***** Dataset *****

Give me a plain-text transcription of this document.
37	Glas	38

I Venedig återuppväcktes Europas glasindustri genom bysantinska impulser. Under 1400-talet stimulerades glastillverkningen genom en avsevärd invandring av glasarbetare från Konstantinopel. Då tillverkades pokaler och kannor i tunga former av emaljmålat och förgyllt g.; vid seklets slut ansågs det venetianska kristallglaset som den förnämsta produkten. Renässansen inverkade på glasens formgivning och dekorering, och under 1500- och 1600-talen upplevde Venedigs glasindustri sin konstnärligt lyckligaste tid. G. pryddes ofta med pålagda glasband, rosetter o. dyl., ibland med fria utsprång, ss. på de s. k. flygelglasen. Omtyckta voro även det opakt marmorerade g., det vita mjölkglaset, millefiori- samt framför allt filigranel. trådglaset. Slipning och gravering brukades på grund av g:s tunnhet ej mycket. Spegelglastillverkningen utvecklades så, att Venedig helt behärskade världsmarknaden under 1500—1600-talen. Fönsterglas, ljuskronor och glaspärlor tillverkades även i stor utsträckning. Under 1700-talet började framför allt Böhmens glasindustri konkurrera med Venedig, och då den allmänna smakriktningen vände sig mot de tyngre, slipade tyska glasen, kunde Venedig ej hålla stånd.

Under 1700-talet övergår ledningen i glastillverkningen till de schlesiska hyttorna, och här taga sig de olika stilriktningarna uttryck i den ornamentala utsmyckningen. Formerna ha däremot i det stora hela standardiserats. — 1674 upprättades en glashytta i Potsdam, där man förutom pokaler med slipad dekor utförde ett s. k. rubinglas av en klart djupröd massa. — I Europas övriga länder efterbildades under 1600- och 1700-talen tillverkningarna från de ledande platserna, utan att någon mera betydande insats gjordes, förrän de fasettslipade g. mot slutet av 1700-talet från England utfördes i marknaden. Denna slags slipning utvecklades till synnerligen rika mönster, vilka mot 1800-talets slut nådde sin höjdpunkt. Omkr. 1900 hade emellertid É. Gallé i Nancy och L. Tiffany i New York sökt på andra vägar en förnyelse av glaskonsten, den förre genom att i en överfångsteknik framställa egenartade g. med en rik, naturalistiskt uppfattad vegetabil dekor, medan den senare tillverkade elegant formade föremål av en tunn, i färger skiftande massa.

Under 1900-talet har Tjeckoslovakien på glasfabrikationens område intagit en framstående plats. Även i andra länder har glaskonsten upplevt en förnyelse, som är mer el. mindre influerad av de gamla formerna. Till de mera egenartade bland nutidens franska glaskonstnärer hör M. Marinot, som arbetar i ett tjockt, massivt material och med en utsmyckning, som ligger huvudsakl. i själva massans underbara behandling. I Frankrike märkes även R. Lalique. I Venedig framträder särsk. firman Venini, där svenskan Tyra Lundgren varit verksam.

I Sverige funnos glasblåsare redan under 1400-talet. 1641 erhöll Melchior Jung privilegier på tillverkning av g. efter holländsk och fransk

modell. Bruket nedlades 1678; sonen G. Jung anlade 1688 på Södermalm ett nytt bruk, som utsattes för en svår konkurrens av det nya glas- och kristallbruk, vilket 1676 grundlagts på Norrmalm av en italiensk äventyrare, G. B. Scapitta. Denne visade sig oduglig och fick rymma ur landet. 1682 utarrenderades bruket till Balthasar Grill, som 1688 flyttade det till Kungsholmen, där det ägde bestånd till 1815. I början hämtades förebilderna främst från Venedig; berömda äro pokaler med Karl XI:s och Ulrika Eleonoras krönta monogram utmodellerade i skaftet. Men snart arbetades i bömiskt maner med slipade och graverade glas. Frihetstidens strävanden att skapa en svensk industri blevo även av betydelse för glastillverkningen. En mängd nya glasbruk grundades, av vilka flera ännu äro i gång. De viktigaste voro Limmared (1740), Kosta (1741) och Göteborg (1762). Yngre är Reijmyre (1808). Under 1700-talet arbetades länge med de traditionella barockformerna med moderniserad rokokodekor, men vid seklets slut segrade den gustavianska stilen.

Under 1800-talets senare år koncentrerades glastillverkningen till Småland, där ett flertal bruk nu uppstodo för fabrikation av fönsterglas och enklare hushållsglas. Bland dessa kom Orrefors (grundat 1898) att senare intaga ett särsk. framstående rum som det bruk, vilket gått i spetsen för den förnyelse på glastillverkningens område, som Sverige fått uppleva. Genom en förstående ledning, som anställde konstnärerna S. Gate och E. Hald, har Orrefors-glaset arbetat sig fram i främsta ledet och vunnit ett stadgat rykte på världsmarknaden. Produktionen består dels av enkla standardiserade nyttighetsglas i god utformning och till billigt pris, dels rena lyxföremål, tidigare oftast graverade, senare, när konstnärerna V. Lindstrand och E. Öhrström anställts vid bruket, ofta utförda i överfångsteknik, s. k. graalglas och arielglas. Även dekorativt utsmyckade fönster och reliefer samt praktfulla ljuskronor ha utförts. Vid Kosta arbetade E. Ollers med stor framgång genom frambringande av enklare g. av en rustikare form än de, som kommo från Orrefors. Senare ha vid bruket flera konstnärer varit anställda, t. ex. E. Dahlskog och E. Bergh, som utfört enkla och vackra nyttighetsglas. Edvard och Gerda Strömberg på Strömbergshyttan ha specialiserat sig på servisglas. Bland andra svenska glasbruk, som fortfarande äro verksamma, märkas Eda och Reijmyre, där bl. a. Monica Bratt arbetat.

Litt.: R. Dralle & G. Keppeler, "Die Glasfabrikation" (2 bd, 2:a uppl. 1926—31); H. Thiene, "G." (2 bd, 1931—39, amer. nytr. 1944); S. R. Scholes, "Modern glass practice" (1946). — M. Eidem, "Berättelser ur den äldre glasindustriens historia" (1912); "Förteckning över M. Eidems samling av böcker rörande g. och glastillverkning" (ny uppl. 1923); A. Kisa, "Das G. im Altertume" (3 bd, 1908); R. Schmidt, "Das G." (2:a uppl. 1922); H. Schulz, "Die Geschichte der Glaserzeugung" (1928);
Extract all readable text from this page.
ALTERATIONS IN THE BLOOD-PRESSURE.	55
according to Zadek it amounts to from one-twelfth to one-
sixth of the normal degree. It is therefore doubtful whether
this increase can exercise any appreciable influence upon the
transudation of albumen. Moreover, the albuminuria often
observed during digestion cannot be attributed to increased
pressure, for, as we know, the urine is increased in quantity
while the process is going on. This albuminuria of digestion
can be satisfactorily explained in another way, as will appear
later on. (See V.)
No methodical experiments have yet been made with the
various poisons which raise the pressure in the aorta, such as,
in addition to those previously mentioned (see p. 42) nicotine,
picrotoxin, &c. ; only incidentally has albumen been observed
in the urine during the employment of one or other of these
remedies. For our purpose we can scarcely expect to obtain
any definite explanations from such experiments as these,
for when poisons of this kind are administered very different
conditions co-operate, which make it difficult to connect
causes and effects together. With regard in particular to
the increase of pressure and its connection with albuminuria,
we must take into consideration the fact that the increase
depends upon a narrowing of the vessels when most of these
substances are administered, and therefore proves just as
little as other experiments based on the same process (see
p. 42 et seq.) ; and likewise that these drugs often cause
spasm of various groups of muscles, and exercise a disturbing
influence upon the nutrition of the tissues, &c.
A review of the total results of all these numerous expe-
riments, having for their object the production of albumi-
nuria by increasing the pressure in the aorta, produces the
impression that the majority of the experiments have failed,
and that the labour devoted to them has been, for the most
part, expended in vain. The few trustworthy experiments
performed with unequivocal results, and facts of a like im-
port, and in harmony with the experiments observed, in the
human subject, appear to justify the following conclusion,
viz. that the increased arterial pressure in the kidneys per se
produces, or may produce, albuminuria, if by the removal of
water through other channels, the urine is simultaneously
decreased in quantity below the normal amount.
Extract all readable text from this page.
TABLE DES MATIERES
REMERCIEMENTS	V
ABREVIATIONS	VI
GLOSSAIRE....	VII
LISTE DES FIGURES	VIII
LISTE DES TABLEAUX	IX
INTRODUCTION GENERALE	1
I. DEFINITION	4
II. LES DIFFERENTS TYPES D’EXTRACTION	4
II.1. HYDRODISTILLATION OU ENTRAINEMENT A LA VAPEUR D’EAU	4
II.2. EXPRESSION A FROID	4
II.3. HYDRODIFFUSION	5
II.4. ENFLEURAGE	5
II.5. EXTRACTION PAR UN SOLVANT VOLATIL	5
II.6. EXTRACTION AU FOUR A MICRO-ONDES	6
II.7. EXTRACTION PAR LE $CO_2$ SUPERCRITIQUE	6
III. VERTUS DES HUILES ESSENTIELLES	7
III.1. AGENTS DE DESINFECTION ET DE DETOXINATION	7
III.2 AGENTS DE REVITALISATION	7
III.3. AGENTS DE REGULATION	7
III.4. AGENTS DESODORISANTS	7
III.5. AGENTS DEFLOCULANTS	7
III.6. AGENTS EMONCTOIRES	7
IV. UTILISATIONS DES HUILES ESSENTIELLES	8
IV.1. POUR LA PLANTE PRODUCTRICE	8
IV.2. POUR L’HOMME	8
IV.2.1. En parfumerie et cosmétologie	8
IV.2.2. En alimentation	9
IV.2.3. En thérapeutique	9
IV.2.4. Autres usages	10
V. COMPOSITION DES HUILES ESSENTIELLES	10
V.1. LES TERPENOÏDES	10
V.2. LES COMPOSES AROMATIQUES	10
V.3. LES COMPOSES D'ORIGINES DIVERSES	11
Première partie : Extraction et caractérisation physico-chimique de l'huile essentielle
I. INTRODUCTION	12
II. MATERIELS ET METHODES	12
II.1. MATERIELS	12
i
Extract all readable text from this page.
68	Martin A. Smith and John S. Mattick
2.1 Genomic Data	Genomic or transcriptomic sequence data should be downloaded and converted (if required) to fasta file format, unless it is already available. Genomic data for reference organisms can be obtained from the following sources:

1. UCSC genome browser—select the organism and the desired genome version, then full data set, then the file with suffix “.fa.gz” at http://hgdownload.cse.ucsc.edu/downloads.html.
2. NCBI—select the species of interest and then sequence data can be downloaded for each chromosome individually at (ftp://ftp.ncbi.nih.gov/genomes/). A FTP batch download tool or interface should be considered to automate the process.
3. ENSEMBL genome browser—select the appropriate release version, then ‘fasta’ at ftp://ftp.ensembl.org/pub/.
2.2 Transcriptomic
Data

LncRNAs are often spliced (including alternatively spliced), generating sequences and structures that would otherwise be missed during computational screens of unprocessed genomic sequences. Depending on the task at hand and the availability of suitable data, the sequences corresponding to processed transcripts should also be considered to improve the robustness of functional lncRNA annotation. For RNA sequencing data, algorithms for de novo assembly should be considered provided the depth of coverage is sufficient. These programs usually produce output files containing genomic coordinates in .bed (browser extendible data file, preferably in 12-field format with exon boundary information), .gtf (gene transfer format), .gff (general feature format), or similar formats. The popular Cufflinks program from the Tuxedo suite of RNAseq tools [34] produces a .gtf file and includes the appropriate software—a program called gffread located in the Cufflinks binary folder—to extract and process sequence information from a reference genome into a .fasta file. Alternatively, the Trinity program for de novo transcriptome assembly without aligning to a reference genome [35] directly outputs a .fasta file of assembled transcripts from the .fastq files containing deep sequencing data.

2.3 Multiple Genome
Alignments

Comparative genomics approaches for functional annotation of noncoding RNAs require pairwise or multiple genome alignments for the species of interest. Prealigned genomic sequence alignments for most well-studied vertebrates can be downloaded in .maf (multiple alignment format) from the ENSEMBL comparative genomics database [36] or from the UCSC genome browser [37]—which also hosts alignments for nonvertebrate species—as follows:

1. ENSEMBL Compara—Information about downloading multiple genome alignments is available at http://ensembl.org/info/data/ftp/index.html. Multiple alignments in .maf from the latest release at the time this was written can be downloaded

*****

_Instructions for the task:_ Wherever the word "been" appears in the entries above, copy that line.

_Exercise response:_
No methodical experiments have yet been made with the
picrotoxin, &c. ; only incidentally has albumen been observed
and that the labour devoted to them has been, for the most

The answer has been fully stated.